Dataset items:
★ ★ ★ ★

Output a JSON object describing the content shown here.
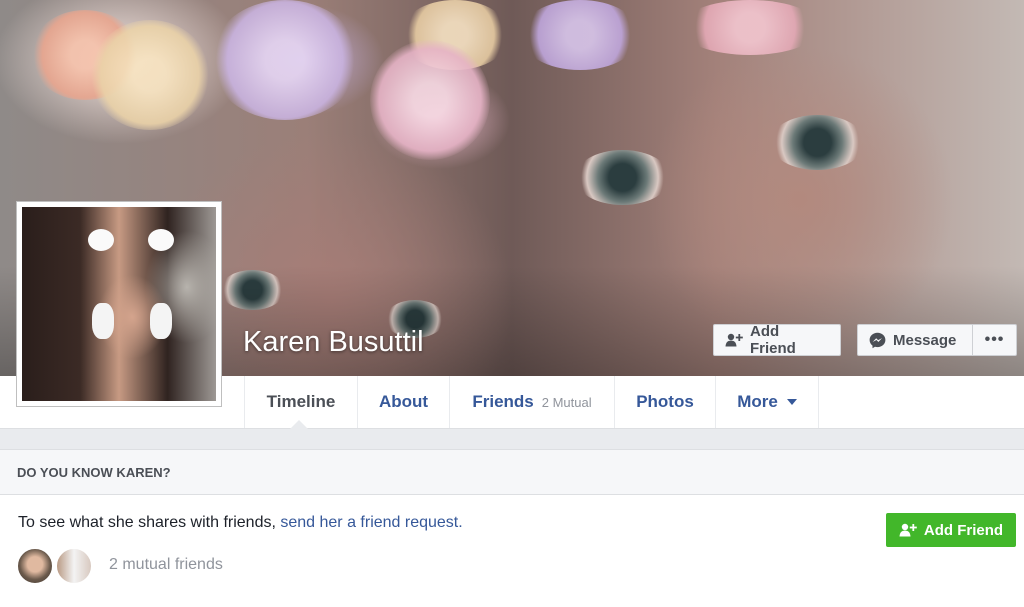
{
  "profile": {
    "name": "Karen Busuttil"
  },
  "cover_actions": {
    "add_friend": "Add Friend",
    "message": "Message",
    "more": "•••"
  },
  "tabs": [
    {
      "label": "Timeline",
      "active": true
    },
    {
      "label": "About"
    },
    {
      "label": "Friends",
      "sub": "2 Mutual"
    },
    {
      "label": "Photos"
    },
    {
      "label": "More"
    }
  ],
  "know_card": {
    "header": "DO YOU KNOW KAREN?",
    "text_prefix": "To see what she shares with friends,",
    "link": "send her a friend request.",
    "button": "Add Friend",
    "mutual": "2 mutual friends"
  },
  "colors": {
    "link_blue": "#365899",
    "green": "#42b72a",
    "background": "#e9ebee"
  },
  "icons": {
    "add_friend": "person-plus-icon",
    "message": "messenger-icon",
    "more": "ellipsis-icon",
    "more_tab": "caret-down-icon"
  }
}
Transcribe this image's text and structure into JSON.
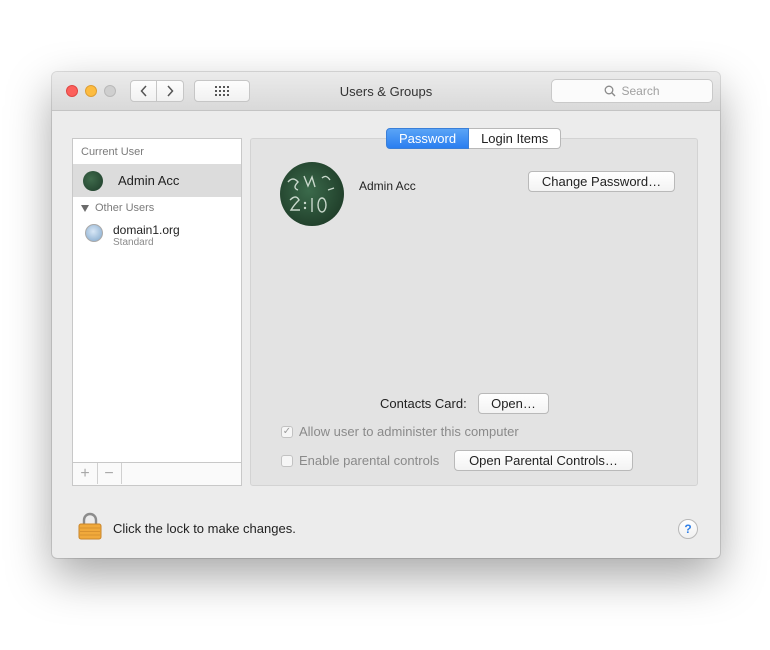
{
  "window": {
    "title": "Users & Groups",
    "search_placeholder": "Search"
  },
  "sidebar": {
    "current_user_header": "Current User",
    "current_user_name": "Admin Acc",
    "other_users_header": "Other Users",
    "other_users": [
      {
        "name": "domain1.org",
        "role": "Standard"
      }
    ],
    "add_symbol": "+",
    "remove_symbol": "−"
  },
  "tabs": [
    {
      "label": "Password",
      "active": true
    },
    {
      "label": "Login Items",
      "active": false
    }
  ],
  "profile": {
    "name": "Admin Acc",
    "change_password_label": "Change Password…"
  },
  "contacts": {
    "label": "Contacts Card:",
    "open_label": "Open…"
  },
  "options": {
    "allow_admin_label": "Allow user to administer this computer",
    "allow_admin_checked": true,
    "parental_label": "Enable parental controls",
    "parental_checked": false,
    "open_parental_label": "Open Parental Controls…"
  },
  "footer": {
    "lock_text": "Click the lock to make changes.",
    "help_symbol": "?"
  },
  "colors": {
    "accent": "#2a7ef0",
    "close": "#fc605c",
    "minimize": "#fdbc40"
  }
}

★ ★ ★ ★

◆ Aim: Output the span from the line with "Transcribe this image's" through the last line of the data, inclusive and exact, and omit every picture.

◆ Result of this task:
Transcribe this image's text and structure into JSON.
{
  "window": {
    "title": "Users & Groups",
    "search_placeholder": "Search"
  },
  "sidebar": {
    "current_user_header": "Current User",
    "current_user_name": "Admin Acc",
    "other_users_header": "Other Users",
    "other_users": [
      {
        "name": "domain1.org",
        "role": "Standard"
      }
    ],
    "add_symbol": "+",
    "remove_symbol": "−"
  },
  "tabs": [
    {
      "label": "Password",
      "active": true
    },
    {
      "label": "Login Items",
      "active": false
    }
  ],
  "profile": {
    "name": "Admin Acc",
    "change_password_label": "Change Password…"
  },
  "contacts": {
    "label": "Contacts Card:",
    "open_label": "Open…"
  },
  "options": {
    "allow_admin_label": "Allow user to administer this computer",
    "allow_admin_checked": true,
    "parental_label": "Enable parental controls",
    "parental_checked": false,
    "open_parental_label": "Open Parental Controls…"
  },
  "footer": {
    "lock_text": "Click the lock to make changes.",
    "help_symbol": "?"
  },
  "colors": {
    "accent": "#2a7ef0",
    "close": "#fc605c",
    "minimize": "#fdbc40"
  }
}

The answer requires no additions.